──────── Extracted entries ────────
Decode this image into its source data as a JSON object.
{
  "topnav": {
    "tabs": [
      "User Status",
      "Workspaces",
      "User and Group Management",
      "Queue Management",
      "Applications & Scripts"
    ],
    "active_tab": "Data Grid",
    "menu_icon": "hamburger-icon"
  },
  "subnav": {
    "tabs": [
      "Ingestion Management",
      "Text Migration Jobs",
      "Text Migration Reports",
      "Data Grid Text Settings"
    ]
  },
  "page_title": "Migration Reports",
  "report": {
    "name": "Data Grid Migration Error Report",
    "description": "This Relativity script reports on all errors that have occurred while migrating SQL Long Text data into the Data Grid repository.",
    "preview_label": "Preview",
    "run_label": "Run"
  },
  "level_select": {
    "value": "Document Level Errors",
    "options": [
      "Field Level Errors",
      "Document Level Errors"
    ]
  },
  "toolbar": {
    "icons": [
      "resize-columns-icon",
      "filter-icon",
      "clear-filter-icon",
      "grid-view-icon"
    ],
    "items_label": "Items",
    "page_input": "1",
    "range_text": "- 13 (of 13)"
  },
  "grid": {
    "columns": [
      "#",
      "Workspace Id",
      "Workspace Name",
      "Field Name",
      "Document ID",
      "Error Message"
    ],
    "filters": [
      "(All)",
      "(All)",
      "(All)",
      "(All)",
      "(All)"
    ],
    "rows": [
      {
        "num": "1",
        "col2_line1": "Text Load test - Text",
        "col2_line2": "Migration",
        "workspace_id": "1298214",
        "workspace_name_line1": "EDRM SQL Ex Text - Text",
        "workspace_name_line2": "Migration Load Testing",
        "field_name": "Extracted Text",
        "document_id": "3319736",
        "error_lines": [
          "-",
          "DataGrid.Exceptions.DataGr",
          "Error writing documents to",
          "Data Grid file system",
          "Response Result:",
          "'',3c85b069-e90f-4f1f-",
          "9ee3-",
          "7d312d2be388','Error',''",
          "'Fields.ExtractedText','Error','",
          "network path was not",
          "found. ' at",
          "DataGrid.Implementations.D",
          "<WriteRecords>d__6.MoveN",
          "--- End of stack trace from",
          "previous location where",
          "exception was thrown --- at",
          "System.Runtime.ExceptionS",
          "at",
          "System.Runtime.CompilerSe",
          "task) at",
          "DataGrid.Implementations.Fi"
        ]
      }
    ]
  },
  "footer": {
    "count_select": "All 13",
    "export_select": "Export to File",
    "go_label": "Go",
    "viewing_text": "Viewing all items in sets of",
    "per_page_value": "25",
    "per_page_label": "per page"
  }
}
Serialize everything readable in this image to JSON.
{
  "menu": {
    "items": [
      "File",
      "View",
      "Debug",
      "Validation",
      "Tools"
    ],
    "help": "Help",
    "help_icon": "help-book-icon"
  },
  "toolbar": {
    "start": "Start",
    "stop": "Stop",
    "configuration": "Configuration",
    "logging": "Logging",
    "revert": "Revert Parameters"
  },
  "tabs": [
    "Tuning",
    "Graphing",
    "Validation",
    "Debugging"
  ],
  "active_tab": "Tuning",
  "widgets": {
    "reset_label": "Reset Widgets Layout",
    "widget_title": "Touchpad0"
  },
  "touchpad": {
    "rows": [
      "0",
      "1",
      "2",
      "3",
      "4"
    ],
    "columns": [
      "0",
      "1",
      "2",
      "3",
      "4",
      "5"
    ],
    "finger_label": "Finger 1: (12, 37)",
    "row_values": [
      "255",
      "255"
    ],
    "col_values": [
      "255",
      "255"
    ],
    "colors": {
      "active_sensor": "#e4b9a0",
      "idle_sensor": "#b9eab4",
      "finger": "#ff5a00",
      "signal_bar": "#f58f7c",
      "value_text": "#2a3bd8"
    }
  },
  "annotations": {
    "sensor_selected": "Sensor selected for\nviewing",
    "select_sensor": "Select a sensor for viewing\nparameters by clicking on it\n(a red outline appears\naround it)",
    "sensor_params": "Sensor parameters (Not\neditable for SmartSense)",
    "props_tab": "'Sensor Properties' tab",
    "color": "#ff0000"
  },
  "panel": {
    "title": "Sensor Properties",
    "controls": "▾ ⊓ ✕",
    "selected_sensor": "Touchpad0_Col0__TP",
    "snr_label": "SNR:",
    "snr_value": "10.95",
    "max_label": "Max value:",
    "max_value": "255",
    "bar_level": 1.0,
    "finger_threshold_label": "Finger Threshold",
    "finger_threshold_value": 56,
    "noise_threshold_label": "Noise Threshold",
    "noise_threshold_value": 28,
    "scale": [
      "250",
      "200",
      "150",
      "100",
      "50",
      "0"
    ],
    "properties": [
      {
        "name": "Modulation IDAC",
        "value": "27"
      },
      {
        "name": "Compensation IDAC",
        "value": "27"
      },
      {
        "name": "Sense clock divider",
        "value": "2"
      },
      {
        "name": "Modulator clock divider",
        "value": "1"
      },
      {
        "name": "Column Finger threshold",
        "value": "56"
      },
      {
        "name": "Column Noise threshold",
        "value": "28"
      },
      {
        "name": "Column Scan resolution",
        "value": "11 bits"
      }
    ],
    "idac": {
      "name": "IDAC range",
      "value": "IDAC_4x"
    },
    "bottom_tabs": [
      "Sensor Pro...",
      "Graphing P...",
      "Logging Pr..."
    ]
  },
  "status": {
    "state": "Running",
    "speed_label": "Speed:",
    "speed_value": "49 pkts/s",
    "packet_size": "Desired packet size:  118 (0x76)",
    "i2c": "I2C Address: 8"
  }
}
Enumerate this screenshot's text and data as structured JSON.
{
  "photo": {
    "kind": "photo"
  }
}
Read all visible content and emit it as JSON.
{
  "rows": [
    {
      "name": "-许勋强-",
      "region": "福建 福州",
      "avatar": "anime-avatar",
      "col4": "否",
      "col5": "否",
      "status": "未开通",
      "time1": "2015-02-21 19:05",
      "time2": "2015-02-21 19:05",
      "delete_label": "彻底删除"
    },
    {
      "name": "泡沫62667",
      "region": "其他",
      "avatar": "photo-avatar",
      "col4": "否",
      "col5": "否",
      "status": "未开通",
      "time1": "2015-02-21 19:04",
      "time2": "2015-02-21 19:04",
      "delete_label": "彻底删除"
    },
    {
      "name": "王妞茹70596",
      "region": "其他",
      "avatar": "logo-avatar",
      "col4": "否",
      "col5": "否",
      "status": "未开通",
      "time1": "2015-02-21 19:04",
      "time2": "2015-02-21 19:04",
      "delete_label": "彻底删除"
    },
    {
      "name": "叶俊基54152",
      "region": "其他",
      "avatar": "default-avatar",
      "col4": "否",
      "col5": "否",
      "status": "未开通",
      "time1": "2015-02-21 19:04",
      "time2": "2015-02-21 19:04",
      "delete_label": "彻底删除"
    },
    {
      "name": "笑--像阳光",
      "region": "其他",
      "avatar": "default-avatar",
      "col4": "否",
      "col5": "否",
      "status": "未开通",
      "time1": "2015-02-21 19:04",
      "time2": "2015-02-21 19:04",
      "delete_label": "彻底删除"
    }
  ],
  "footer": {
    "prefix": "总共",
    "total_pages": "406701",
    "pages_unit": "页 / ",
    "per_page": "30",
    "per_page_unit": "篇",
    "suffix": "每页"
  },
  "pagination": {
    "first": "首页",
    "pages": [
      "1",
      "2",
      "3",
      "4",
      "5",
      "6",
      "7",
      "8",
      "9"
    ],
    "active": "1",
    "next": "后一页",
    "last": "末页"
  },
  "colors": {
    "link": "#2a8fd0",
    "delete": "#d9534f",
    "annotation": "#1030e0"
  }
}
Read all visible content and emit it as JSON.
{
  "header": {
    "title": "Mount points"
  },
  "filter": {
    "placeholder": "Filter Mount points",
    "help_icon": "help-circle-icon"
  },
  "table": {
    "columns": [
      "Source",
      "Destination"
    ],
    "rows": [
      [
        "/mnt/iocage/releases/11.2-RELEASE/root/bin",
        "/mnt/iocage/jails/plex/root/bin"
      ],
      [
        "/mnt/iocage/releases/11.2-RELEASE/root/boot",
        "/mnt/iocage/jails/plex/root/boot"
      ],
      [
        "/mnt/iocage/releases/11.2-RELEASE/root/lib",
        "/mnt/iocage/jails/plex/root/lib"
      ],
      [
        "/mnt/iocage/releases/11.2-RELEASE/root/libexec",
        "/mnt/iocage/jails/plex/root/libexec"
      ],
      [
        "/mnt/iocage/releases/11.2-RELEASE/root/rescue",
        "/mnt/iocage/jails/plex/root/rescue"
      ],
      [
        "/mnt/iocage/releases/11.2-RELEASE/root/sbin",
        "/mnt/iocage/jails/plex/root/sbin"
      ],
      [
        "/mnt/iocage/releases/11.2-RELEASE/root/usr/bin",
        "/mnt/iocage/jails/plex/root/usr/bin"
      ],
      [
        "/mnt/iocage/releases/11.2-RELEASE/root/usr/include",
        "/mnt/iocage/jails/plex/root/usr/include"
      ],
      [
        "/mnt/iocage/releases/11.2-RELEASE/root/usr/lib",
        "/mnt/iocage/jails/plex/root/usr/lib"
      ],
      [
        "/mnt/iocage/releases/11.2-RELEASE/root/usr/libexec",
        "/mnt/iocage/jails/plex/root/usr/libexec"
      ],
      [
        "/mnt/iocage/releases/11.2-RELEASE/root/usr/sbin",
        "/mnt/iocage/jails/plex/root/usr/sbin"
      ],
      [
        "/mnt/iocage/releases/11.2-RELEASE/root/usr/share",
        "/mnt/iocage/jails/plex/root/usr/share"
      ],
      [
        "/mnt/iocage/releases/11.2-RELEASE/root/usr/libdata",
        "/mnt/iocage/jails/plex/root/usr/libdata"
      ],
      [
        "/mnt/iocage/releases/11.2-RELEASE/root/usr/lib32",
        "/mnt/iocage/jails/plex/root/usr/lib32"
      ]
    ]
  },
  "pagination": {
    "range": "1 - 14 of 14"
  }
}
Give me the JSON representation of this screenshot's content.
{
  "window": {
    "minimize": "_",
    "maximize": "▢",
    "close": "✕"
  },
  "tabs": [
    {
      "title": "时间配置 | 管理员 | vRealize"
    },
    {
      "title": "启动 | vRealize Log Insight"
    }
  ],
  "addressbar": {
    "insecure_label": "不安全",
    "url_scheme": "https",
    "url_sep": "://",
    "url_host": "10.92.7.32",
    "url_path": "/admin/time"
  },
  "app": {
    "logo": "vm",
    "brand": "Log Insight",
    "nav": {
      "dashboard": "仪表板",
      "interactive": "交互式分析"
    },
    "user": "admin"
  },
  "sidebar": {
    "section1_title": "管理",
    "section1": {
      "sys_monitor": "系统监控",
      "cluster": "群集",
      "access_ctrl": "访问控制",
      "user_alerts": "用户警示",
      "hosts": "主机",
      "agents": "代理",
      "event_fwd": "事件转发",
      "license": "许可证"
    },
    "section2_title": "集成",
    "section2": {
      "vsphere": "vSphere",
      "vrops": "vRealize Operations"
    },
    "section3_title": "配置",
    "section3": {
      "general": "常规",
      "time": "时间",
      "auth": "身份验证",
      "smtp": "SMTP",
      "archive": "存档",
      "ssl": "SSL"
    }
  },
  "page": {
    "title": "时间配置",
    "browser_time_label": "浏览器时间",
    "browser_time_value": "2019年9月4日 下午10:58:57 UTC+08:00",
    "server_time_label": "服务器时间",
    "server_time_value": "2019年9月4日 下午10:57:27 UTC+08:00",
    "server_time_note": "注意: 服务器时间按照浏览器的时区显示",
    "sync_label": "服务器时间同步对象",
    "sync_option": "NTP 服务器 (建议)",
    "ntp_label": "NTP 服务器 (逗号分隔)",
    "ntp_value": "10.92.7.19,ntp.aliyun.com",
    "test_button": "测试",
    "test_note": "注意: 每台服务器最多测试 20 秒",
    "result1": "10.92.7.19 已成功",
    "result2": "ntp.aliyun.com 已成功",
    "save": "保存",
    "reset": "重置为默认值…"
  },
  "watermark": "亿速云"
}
────────
Exercise task:
Search the data above for lines holding "points" and copy each of them.

Output:
    "title": "Mount points"
    "placeholder": "Filter Mount points",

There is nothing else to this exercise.